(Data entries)
● ● ● ●
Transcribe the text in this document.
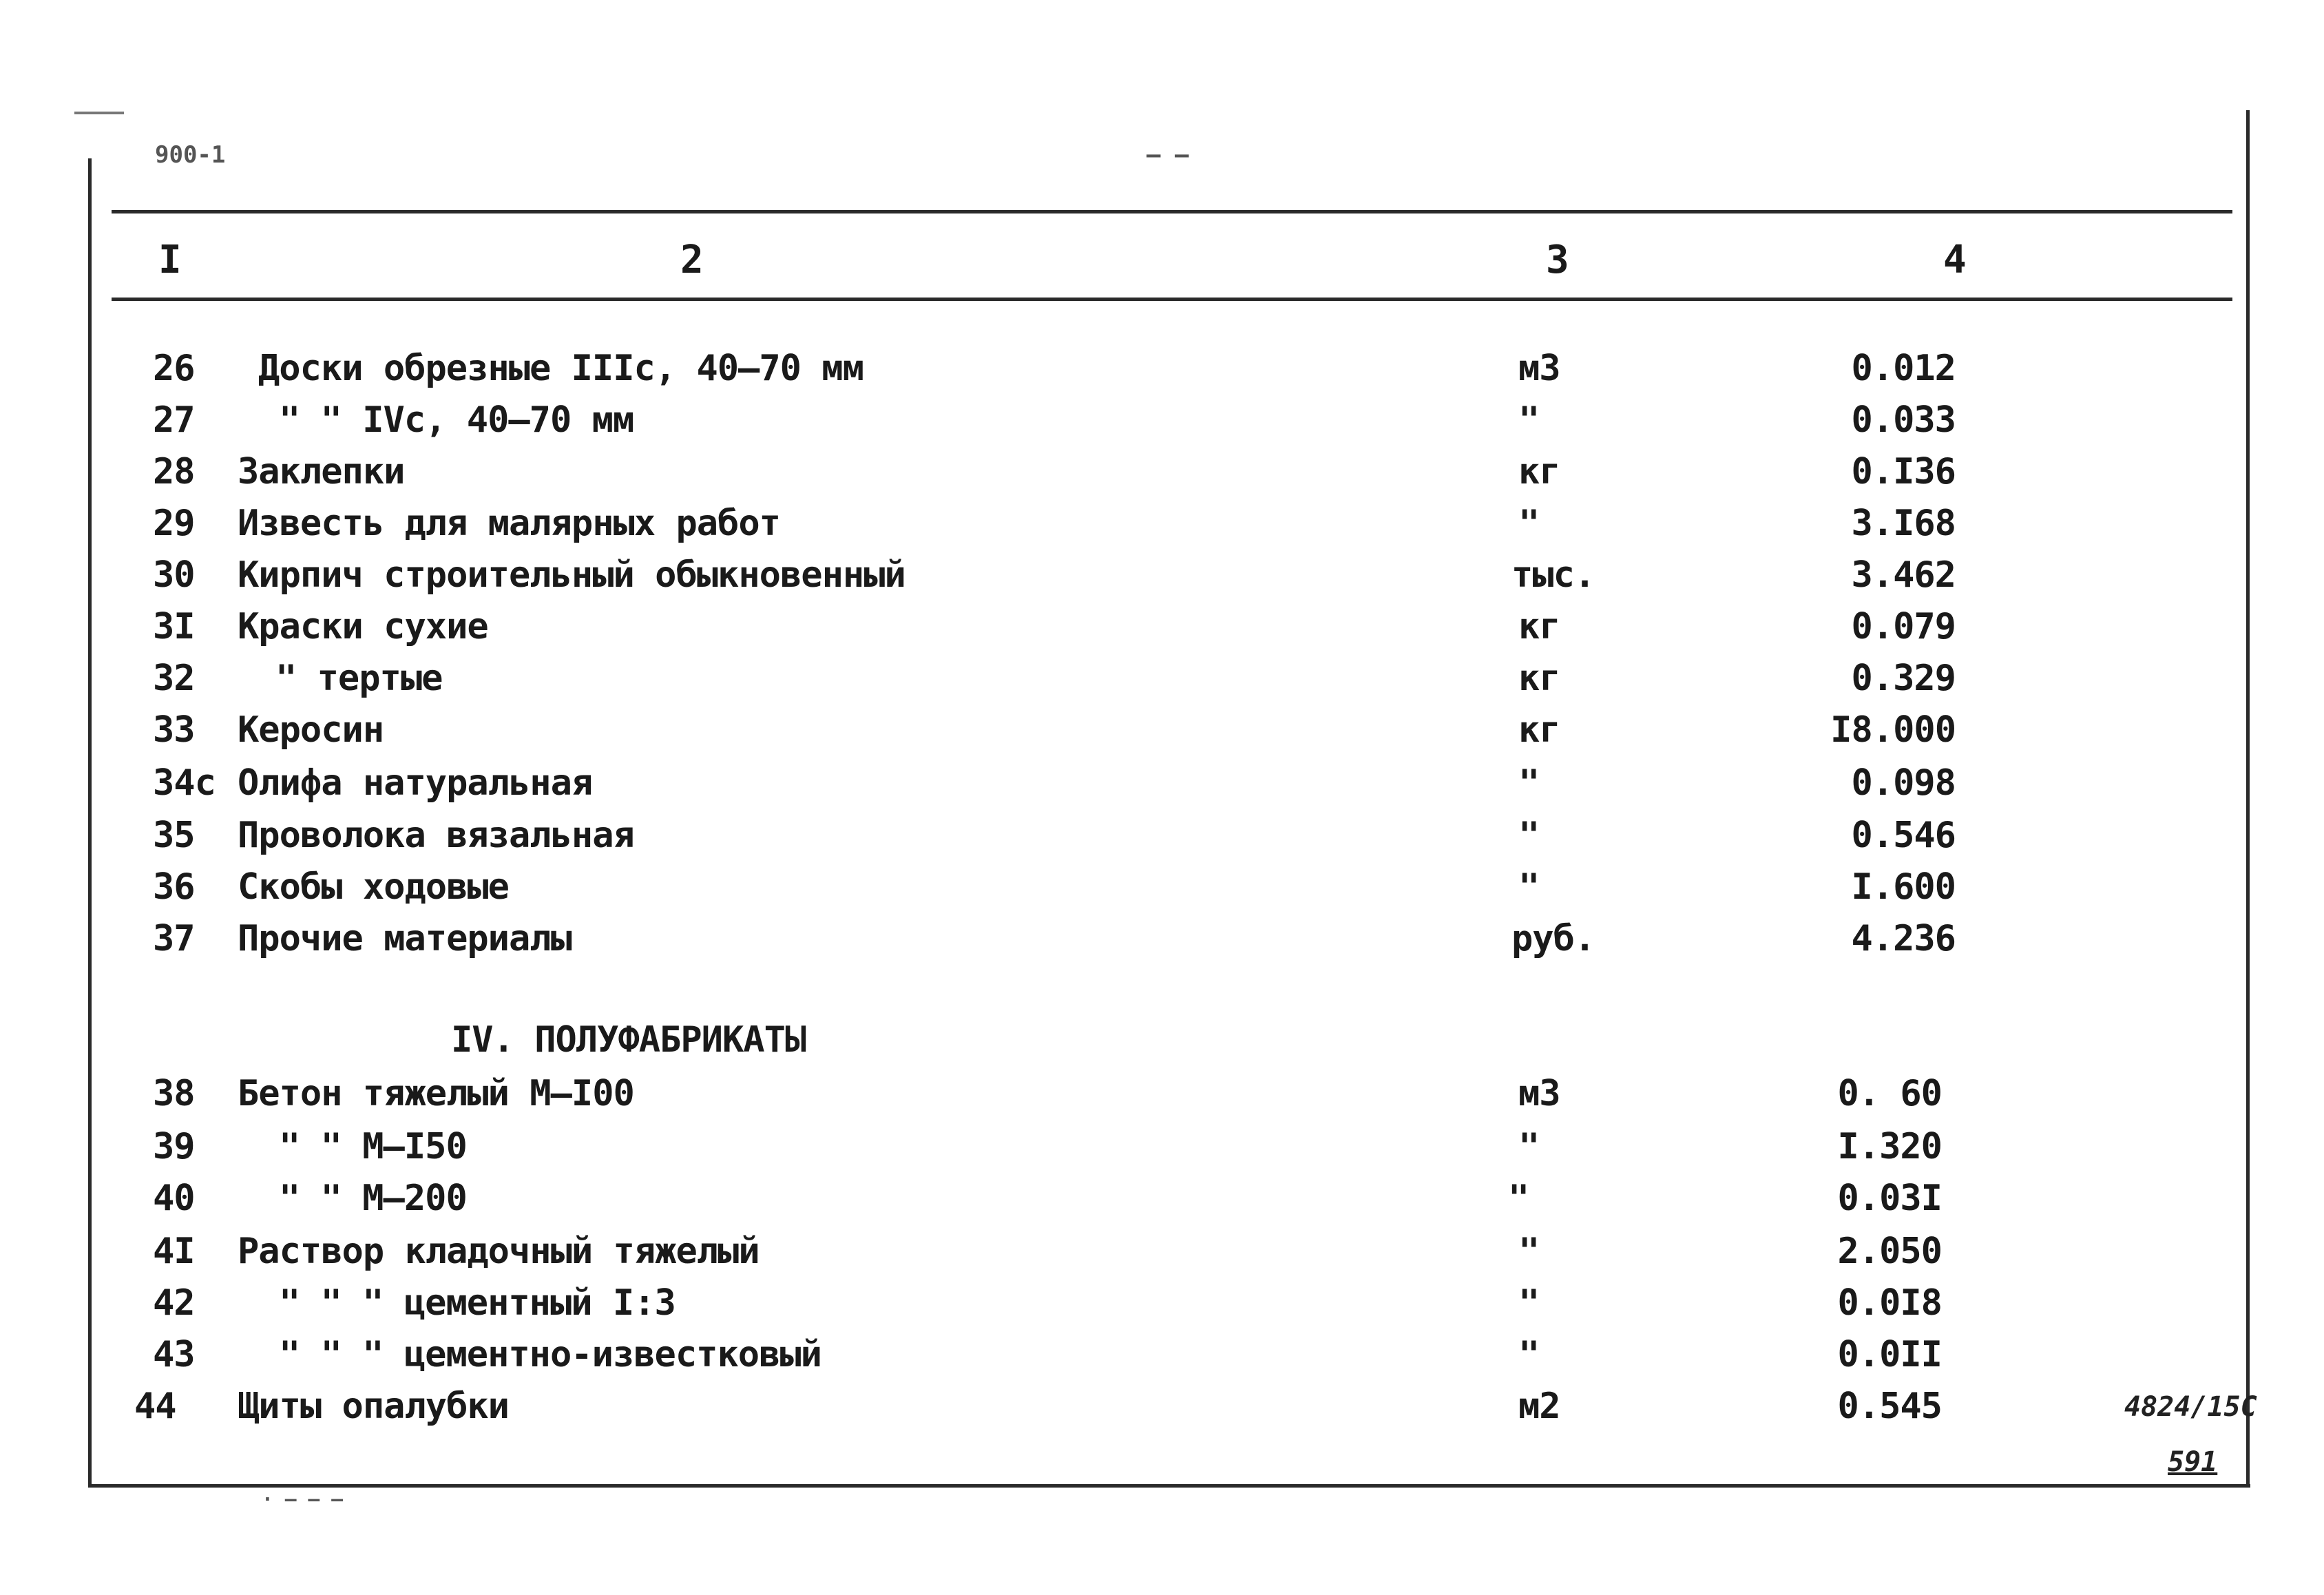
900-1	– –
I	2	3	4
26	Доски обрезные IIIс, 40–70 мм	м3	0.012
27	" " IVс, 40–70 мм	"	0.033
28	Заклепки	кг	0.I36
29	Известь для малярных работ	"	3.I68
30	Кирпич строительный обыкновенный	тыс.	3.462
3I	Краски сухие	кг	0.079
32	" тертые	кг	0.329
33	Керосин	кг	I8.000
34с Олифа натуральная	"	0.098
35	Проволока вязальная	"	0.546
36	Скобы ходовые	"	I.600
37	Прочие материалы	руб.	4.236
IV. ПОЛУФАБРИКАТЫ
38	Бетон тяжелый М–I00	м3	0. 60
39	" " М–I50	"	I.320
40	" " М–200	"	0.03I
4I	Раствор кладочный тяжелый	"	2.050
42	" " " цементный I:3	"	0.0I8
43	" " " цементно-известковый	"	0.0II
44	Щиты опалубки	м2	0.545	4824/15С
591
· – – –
● ● ● ●
• WHAT TO DO: Track down all lines above with the string "тяжелый" and copy them.

• RIGHT ANSWER:
38	Бетон тяжелый М–I00	м3	0. 60
4I	Раствор кладочный тяжелый	"	2.050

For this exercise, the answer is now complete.